** begin Excerpted text **
Join artist Céline Condorelli for a live conversation with fellow artists and collaborators, Ben Rivers and Jay Bernard (Bernard will join via Zoom).
In 2019 the South London Gallery commissioned Condorelli to create a playground for the nearby Elmington estate, one of three estates with which the SLG has a long-standing relationship. The film After Work, which will be the topic of this in conversation, records the invisible labour behind the production of elements of the playground.
The film features in the current exhibition ‘Céline Condorelli, with Ben Rivers and Jay Bernard: After Work’, on until 5 June 2022.
Condorelli’s new book titled After Work published by Archive Books, will be launched at a later date and will be available to buy from our bookshop and online. To be the first to hear when it arrives in-store, follow the South London Gallery Bookshop on Instagram.
** end Excerpted text **
Task set:
**1)** According to the event listing, who will take part in the conversation via Zoom?
**2)** Quote the event listing word for word, between "Join artist Céline" and "5 June 2022.", inclusive.
The data after this point has nothing to do with the event listing.
** begin Supplied entries **
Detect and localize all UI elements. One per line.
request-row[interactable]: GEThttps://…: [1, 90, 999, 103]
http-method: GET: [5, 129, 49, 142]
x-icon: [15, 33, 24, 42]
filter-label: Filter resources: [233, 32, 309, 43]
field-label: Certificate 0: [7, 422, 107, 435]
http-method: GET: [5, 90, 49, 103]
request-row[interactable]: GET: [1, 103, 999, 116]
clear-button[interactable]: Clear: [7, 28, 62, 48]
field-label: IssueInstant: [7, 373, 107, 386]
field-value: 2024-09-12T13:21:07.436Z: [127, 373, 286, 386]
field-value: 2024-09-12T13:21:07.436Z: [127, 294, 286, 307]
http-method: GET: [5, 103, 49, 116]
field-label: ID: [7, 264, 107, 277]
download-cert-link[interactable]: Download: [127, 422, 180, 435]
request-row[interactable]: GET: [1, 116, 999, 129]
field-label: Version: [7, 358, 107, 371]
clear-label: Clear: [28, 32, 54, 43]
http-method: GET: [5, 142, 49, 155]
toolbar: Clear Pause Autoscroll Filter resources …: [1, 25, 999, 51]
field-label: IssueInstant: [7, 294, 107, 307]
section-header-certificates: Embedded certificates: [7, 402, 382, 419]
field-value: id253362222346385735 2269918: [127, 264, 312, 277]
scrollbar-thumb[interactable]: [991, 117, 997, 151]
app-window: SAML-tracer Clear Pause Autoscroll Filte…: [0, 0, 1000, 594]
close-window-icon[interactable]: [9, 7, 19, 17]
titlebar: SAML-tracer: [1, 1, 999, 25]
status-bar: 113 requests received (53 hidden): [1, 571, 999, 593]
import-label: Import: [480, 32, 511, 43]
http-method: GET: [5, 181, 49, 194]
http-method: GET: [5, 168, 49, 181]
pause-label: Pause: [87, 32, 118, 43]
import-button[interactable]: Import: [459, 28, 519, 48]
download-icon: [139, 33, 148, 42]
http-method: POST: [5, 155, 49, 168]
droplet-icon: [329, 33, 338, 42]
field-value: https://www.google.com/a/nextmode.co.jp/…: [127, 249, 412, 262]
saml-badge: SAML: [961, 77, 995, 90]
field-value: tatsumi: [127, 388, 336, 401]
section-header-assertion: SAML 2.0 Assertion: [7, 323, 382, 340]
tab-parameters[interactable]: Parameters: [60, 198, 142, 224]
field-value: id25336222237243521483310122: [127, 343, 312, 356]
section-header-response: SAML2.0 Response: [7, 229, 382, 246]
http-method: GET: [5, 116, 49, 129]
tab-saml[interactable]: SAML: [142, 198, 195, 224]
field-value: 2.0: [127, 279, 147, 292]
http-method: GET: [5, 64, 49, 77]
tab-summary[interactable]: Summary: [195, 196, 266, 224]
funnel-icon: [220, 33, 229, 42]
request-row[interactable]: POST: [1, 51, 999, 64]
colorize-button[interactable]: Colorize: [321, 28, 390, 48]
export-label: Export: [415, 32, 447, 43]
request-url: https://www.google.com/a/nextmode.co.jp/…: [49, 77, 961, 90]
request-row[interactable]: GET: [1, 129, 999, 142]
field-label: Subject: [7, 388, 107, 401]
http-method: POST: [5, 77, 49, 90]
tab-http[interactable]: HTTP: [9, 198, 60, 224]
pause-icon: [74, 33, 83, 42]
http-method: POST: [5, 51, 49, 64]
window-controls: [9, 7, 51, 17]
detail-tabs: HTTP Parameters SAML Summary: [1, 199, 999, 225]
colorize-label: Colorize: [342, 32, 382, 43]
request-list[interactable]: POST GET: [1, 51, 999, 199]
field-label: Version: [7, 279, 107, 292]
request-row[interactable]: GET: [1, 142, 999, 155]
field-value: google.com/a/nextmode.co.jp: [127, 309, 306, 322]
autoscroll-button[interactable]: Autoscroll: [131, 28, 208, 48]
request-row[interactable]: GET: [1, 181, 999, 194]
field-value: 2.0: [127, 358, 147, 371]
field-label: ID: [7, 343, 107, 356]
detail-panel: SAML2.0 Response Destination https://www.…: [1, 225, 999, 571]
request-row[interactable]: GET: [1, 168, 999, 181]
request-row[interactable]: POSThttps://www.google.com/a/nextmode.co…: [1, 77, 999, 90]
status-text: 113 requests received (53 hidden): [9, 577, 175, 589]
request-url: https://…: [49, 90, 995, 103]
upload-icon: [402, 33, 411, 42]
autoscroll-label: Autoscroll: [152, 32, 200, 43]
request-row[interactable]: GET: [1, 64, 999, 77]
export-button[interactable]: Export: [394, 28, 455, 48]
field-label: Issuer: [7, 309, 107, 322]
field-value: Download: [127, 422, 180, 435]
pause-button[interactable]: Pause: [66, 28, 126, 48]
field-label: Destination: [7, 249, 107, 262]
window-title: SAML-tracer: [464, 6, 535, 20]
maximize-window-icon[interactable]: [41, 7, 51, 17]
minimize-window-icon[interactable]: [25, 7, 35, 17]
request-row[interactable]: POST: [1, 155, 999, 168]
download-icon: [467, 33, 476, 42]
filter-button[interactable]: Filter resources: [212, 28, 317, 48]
** end Supplied entries **
Responses in order:
**1)** Jay Bernard

**2)**
Join artist Céline Condorelli for a live conversation with fellow artists and collaborators, Ben Rivers and Jay Bernard (Bernard will join via Zoom).
In 2019 the South London Gallery commissioned Condorelli to create a playground for the nearby Elmington estate, one of three estates with which the SLG has a long-standing relationship. The film After Work, which will be the topic of this in conversation, records the invisible labour behind the production of elements of the playground.
The film features in the current exhibition ‘Céline Condorelli, with Ben Rivers and Jay Bernard: After Work’, on until 5 June 2022.